> **Text segment**:
>> start

To: KLP who wrote (113027)5/8/2005 5:22:16 PM
From: gamesmistress  Read Replies (1) | Respond to of 793957
 
James Lileks: What does mom want?
James Lileks, Star Tribune
May 8, 2005 LIL0508

I've been watching a lot of classic gangster movies lately, and they all have the same archetype: Ma. She sits at home and wrings her hands, hoping that Sonny / Rico / the Kid / Killer Malloy will call soon, because he's a good boy. They only call him "Killer" because people keep walking in front of his bullets, I'm sure.

The basic Ma is about 5 feet tall, 4 feet wide, made entirely of potatoes, and topped with a dusty bun of gray hair. She spends her life between the kitchen, where she's-a makin' the pie-a the way you-a like-a, and the parlor, where she cries. The most notable thing about Ma: Either she had her boy at the age of 50, or hard-luck life has aged her so fast that she went directly from dewy maidenhood to post-menopausal frumptitude without pause.

That was the idea of motherhood in the Olden Days: someone soft and cooing, ancient, sedentary, worried, and built like a bank vault.

This changed after World War II, when the popular idea of Ma got a glamour upgrade. Now we had Mother, who vacuum-cleaned in pearls and high heels. The '60s gave us chirpy-birds like Florence Henderson of "The Brady Bunch" -- she seemed less a mother than a robotic maternal surrogate that NASA was testing; for all we know she spent the afternoons in a regeneration booth in the basement, charging up.

>> end

> **Extracted material**:
>> start

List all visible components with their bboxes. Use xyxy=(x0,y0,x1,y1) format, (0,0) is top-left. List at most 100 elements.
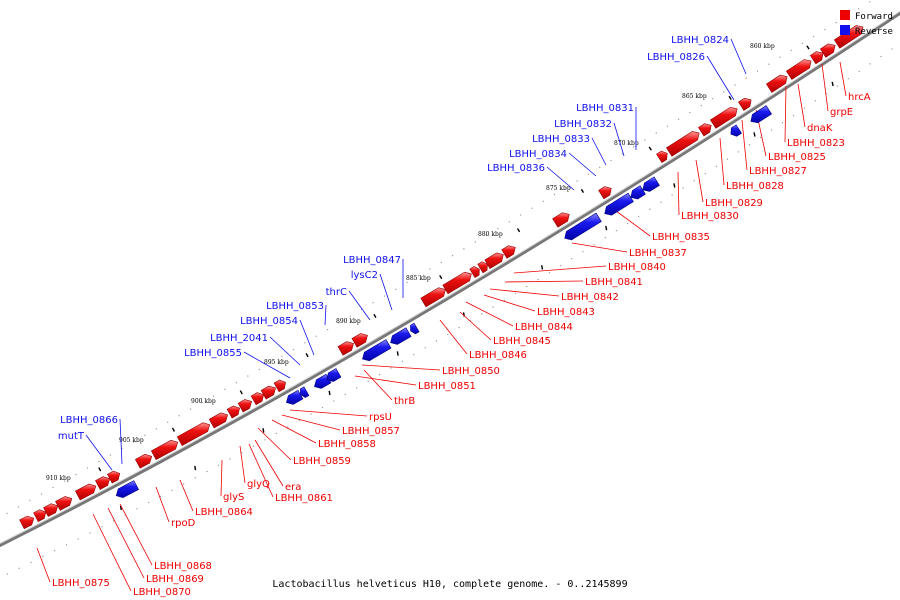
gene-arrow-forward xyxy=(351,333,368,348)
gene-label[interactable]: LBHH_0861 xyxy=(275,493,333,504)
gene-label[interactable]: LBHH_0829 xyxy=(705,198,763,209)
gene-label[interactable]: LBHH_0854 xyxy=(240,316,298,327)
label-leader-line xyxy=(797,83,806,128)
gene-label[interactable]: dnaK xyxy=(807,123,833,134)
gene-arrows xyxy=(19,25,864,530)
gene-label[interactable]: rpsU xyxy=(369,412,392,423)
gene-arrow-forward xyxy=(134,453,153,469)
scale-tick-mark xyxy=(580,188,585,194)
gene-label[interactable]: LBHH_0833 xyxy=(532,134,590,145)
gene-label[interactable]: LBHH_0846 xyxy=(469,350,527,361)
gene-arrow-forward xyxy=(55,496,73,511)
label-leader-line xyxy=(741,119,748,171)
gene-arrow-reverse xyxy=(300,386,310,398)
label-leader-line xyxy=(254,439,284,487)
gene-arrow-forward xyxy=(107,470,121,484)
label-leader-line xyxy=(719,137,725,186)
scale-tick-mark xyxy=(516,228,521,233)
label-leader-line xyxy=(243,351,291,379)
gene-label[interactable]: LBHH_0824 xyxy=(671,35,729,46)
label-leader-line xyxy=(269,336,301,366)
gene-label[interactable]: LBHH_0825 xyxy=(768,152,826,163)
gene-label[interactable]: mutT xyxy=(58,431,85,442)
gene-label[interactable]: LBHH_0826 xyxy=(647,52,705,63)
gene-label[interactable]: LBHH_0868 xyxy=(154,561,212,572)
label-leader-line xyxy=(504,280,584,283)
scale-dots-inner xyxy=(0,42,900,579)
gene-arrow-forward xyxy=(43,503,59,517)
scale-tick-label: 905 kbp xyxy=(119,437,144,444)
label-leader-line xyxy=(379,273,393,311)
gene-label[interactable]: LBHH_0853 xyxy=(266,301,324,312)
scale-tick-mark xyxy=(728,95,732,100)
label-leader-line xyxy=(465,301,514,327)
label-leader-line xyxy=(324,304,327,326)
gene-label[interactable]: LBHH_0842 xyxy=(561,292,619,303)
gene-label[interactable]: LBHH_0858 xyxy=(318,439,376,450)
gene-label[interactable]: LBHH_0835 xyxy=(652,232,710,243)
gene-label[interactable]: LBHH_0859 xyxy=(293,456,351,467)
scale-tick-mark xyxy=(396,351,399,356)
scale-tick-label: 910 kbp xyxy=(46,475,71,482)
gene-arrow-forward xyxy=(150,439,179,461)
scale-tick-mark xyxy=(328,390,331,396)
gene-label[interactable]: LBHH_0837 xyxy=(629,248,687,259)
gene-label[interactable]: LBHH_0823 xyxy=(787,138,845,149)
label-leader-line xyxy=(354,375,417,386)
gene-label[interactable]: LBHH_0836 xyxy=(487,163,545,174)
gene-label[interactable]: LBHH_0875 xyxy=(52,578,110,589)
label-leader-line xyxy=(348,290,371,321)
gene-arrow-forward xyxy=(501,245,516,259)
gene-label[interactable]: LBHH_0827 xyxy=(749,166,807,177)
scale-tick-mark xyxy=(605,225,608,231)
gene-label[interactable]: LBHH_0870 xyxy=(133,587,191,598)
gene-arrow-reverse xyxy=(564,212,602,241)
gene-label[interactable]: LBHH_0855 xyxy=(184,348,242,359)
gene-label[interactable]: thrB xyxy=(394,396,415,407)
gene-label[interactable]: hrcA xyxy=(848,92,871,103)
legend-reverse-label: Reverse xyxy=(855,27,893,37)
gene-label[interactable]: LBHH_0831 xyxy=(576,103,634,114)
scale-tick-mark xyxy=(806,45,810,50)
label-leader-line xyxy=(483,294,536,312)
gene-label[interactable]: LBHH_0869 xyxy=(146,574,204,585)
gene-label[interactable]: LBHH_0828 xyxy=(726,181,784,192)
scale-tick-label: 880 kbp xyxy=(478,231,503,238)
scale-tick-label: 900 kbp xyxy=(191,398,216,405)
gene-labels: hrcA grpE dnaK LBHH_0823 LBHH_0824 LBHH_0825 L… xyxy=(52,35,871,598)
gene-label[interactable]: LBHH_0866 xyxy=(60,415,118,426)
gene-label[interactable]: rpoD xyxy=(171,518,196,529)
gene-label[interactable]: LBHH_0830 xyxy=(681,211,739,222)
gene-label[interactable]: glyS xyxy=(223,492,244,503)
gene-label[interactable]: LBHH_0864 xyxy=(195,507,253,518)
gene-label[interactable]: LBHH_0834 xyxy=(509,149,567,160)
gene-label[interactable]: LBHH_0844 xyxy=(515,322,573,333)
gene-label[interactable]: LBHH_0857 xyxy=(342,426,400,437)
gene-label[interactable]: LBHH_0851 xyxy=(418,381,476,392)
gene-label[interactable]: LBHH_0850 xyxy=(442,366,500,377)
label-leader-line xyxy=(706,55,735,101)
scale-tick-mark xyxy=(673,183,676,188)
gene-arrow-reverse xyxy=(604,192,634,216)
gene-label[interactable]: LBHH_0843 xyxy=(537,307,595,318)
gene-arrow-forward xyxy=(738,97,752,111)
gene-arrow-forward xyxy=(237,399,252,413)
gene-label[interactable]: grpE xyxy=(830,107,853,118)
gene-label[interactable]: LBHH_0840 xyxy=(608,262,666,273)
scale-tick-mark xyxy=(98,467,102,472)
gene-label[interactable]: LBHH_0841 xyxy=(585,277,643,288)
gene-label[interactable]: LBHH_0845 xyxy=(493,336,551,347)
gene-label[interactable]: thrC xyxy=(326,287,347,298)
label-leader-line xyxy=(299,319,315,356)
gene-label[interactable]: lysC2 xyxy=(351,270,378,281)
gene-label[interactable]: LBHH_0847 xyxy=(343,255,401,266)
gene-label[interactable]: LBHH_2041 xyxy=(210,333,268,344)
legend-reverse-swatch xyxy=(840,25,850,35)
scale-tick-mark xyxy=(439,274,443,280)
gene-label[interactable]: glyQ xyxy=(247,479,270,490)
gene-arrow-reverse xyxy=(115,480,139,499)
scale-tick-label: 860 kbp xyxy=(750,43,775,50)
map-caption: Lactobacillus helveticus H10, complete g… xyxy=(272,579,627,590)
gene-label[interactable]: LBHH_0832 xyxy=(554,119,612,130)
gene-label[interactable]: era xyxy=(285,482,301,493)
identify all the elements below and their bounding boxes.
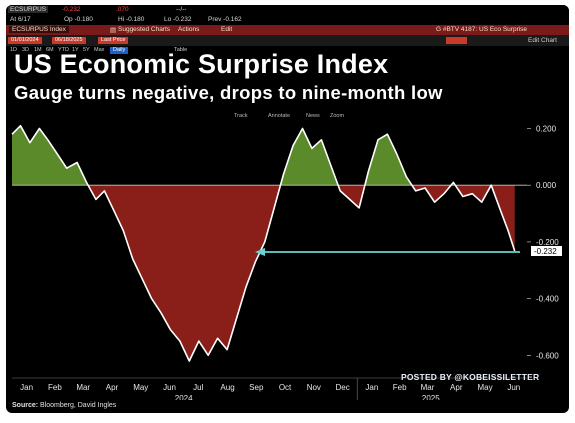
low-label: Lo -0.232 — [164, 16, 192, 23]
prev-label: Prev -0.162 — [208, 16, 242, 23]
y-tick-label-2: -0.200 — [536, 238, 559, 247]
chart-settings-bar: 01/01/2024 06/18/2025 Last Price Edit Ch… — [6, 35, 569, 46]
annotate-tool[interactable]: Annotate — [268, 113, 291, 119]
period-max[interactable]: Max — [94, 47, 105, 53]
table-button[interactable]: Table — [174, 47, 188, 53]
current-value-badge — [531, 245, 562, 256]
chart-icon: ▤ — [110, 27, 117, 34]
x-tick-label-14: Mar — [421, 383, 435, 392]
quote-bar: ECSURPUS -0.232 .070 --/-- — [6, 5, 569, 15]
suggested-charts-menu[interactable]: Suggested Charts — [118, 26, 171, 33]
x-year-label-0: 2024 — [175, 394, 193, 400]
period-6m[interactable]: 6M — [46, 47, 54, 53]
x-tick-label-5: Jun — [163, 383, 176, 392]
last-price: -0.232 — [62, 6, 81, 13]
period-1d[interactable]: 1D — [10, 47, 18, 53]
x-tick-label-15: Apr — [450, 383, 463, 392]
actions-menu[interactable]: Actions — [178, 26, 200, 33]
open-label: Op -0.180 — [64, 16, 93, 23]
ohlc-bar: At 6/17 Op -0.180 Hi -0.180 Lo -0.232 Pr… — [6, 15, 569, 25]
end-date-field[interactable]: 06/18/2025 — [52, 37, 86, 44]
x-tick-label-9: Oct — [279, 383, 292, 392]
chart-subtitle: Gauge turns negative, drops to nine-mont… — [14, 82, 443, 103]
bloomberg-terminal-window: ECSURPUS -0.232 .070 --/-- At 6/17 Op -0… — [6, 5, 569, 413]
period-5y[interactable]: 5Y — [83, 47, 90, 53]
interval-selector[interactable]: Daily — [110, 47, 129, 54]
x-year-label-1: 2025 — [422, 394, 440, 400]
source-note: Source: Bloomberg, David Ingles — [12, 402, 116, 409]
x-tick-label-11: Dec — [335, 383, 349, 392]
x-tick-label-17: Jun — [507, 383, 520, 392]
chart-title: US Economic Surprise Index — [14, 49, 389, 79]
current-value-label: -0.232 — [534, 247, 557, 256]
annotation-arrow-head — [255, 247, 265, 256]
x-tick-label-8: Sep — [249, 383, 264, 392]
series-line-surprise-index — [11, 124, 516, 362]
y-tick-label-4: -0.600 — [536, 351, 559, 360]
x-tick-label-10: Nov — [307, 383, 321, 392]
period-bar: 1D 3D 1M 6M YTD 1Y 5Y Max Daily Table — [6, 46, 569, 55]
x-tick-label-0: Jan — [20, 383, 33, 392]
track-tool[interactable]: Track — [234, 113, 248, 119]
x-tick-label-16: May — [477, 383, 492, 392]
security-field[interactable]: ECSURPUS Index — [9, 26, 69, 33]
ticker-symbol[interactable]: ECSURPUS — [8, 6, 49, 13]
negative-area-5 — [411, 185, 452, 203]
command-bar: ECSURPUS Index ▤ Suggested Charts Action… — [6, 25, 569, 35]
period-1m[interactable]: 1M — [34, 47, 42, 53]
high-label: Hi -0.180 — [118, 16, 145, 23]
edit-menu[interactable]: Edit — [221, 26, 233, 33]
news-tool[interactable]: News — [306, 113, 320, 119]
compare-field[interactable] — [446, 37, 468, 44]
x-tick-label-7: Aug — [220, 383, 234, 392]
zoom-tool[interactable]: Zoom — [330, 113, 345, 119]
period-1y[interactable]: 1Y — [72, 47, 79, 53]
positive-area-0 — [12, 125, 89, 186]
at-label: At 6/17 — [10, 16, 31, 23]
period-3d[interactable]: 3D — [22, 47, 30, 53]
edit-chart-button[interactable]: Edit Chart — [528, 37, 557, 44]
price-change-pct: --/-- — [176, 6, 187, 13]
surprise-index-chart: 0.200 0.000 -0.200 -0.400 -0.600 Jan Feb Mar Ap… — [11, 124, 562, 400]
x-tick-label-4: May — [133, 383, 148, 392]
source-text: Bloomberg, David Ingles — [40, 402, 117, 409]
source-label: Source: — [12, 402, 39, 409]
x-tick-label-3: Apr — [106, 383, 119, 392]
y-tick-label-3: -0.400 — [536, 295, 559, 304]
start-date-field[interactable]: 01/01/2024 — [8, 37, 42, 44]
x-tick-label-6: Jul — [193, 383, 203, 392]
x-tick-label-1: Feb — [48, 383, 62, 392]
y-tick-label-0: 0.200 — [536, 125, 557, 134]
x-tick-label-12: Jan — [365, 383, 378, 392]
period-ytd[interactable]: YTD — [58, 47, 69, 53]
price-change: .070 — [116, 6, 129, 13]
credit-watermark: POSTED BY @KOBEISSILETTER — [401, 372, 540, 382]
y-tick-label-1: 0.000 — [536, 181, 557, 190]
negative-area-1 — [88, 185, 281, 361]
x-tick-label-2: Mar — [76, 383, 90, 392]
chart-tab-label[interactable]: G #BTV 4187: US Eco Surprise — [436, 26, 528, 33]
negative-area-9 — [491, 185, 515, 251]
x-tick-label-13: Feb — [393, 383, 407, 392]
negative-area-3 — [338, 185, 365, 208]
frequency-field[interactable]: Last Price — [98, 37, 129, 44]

>> end
>> start

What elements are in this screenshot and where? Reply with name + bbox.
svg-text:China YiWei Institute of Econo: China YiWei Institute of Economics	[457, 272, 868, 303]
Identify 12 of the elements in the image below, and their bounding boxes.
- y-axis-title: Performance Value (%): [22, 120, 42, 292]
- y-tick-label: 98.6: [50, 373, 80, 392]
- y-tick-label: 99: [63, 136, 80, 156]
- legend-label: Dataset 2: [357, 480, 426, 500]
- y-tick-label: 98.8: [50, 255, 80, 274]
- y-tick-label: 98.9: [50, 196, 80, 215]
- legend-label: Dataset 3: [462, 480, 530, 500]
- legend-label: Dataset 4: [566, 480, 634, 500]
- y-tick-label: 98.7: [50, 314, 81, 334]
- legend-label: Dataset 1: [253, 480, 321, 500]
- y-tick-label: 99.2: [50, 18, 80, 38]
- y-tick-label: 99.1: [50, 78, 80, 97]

>> end
>> start

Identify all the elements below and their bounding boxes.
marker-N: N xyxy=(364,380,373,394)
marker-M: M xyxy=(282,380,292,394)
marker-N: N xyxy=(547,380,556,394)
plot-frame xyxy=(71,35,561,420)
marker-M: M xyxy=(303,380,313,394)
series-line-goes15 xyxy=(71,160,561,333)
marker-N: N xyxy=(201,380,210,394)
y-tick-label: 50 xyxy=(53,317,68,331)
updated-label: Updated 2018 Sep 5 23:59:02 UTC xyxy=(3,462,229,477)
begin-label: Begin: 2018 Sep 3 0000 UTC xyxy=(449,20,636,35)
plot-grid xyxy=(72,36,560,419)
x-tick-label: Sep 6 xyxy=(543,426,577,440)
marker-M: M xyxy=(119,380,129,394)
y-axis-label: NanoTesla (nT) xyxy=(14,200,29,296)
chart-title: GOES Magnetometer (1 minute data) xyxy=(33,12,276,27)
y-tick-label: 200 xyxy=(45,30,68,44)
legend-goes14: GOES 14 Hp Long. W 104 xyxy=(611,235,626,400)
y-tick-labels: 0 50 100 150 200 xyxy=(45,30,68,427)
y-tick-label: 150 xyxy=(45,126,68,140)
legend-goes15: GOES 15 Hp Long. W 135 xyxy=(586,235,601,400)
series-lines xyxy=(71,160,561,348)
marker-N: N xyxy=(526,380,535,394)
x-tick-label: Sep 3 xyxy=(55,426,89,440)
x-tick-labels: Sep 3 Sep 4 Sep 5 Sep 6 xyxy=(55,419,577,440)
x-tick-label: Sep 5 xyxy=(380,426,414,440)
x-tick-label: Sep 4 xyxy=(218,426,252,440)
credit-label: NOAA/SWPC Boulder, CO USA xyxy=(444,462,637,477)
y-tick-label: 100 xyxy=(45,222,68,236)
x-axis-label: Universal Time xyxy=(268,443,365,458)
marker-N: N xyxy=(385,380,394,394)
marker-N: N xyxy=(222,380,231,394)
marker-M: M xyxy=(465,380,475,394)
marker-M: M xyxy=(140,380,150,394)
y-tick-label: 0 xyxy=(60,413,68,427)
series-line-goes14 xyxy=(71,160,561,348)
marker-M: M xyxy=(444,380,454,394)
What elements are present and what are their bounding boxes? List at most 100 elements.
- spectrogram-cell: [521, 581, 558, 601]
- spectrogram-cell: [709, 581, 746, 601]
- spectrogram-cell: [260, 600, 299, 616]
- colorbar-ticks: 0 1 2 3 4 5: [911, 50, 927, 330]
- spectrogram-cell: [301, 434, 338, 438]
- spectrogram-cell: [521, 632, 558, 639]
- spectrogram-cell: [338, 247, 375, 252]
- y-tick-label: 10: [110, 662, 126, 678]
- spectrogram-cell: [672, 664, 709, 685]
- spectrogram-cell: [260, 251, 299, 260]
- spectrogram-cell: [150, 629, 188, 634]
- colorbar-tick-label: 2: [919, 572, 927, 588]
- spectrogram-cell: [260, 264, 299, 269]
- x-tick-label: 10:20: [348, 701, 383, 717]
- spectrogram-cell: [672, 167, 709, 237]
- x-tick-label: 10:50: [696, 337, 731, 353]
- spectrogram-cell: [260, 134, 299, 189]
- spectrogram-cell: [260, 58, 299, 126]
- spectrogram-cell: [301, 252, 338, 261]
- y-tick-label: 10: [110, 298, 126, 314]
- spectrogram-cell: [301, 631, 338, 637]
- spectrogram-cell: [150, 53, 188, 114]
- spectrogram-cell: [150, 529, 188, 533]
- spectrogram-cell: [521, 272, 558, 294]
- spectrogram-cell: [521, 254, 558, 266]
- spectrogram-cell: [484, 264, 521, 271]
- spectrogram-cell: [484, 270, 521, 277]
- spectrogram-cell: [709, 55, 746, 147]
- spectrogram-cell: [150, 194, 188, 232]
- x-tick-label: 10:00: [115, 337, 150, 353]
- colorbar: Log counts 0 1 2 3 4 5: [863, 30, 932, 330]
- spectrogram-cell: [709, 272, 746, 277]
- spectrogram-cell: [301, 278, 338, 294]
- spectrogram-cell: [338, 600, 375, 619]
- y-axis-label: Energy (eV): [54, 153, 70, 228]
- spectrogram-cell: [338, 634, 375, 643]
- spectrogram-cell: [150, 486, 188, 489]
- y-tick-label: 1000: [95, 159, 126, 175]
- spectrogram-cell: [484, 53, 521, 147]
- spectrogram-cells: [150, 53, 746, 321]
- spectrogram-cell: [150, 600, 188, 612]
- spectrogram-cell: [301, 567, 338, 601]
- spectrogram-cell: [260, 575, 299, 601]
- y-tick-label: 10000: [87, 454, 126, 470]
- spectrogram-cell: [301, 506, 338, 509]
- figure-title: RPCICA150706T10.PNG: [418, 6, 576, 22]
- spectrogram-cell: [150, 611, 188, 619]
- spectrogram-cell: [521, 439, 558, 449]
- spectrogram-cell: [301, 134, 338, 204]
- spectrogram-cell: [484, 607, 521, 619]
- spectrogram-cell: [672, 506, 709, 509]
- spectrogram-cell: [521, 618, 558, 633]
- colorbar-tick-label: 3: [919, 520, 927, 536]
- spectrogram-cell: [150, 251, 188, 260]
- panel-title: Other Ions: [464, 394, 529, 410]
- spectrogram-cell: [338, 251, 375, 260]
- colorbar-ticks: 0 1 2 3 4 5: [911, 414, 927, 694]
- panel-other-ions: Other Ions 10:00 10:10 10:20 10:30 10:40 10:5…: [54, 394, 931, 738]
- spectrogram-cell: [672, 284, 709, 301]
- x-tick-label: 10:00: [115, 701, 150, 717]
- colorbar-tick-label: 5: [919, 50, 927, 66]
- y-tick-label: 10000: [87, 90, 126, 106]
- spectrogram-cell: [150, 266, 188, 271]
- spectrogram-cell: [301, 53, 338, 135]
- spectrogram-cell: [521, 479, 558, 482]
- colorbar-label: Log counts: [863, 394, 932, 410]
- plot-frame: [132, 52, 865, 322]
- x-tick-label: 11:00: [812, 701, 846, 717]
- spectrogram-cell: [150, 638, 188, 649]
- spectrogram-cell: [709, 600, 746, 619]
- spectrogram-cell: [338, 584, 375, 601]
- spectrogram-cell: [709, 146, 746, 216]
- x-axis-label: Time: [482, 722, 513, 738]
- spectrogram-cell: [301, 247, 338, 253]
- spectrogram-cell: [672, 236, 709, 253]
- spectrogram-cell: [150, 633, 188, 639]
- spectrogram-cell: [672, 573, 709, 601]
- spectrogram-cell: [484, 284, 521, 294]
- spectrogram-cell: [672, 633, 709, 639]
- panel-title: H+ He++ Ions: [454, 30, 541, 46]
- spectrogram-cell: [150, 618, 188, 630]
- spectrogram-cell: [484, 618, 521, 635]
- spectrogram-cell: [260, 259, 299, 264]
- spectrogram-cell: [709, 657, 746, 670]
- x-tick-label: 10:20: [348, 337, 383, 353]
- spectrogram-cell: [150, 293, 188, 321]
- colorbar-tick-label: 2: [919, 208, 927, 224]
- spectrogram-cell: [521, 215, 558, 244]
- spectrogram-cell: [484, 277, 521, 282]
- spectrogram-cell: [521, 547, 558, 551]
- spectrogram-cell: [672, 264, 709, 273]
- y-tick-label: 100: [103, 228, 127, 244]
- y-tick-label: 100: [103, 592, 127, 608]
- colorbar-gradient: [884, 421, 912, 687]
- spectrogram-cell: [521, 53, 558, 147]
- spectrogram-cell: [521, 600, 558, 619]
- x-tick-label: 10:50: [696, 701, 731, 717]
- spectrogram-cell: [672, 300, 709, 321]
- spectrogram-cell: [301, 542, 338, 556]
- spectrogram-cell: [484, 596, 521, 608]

>> end

> **Problem set**:
(a) In the column on movie mothers, copy the passage from "This changed after" up to and including "basement, charging up.", replacing "pearls" with "diamonds".
(b) Translate this sentence from the column on movie mothers into Spanish: "That was the idea of motherhood in the Olden Days: someone soft and cooing, ancient, sedentary, worried, and built like a bank vault."
(c) Write what comes next in the column on movie mothers, starting after its final sentence.
The material has no role in this work.

> **Task-by-task answers**:
(a)
This changed after World War II, when the popular idea of Ma got a glamour upgrade. Now we had Mother, who vacuum-cleaned in diamonds and high heels. The '60s gave us chirpy-birds like Florence Henderson of "The Brady Bunch" -- she seemed less a mother than a robotic maternal surrogate that NASA was testing; for all we know she spent the afternoons in a regeneration booth in the basement, charging up.

(b) Esa era la idea de la maternidad en los viejos tiempos: una figura suave y arrulladora, anciana, sedentaria, preocupada y construida como la cámara acorazada de un banco.

(c)
"All in the Family" had a pure old-style Ma in the form of Edith Bunker, albeit a rather jumped-up jittery version, but the '70s mostly saw Plucky Spunky Moms raising feisty kids against the odds. The '80s: SuperMoms. The '90s: Don't know; I stopped watching TV around then, except for "The X-Files." To me, the archetype was single moms having alien babies, but that may not square with reality. (We'll know in 20 years when they start assuming positions of authority.)

From what I read now, the current archetype for the modern U.S. mom is the Desperate Overachieving Brood-Wrangler who quizzes her kids with Spanish-language flash cards with one hand while making paella with the other, and has a Swiffer sheet between her toes so she can get some dusting done while getting the kids ready for water-ballet class -- oh, and don't forget to play the "Stage Lighting for Opera Made Easy" tape on the way to the "Y," for the unborn baby.

Oh, if only your husband helped out. The other night you dreamed he did the laundry, and it was wonderful. Of course, he didn't separate the whites from the bright colors, and he used the WARM temp. No, the soap goes in afterwards, hon -- what are you doing? The Bounce sheet goes in the dryer, not the washer. Oh, what's the point, I'll do it.

You woke and glared at him for a while. Look at him. Dreaming of a hamburger, no doubt. In a spaceship. Launched from Cape Hooters.

Brute.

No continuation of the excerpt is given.